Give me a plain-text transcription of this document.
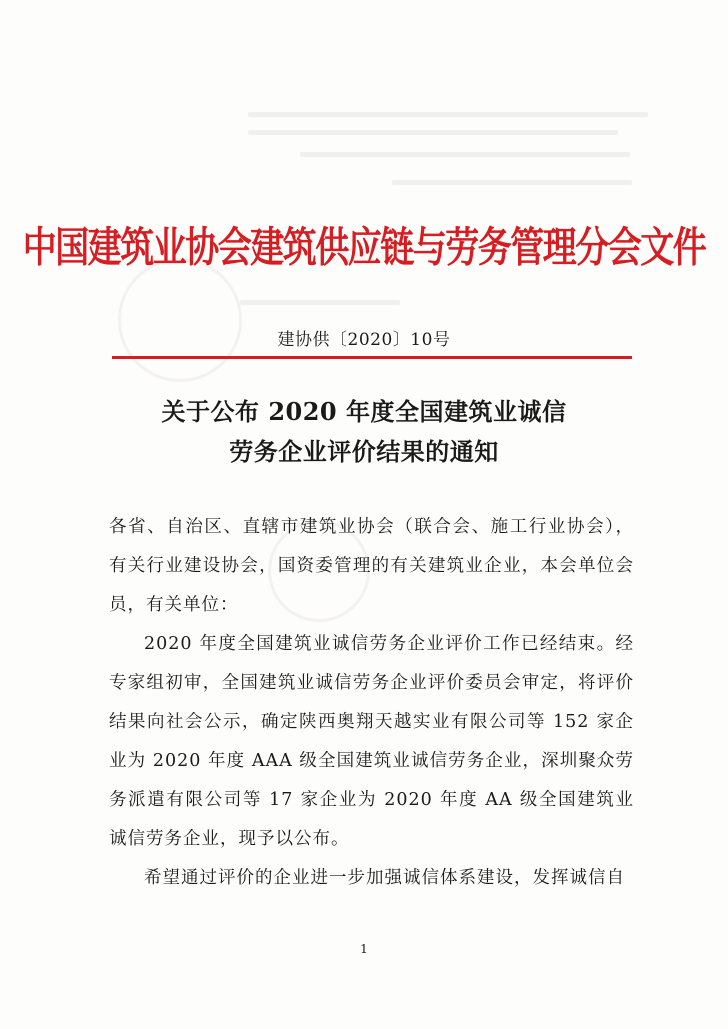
中国建筑业协会建筑供应链与劳务管理分会文件
建协供〔2020〕10号
关于公布 2020 年度全国建筑业诚信
劳务企业评价结果的通知

各省、自治区、直辖市建筑业协会（联合会、施工行业协会），有关行业建设协会，国资委管理的有关建筑业企业，本会单位会员，有关单位：

2020 年度全国建筑业诚信劳务企业评价工作已经结束。经专家组初审，全国建筑业诚信劳务企业评价委员会审定，将评价结果向社会公示，确定陕西奥翔天越实业有限公司等 152 家企业为 2020 年度 AAA 级全国建筑业诚信劳务企业，深圳聚众劳务派遣有限公司等 17 家企业为 2020 年度 AA 级全国建筑业诚信劳务企业，现予以公布。

希望通过评价的企业进一步加强诚信体系建设，发挥诚信自

1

● **Goal**
Repeat the full listing above exactly, with no pictures in the copy.

● **Written answer**
Give me a plain-text transcription of this document.
中国建筑业协会建筑供应链与劳务管理分会文件
建协供〔2020〕10号
关于公布 2020 年度全国建筑业诚信
劳务企业评价结果的通知

各省、自治区、直辖市建筑业协会（联合会、施工行业协会），有关行业建设协会，国资委管理的有关建筑业企业，本会单位会员，有关单位：

2020 年度全国建筑业诚信劳务企业评价工作已经结束。经专家组初审，全国建筑业诚信劳务企业评价委员会审定，将评价结果向社会公示，确定陕西奥翔天越实业有限公司等 152 家企业为 2020 年度 AAA 级全国建筑业诚信劳务企业，深圳聚众劳务派遣有限公司等 17 家企业为 2020 年度 AA 级全国建筑业诚信劳务企业，现予以公布。

希望通过评价的企业进一步加强诚信体系建设，发挥诚信自

1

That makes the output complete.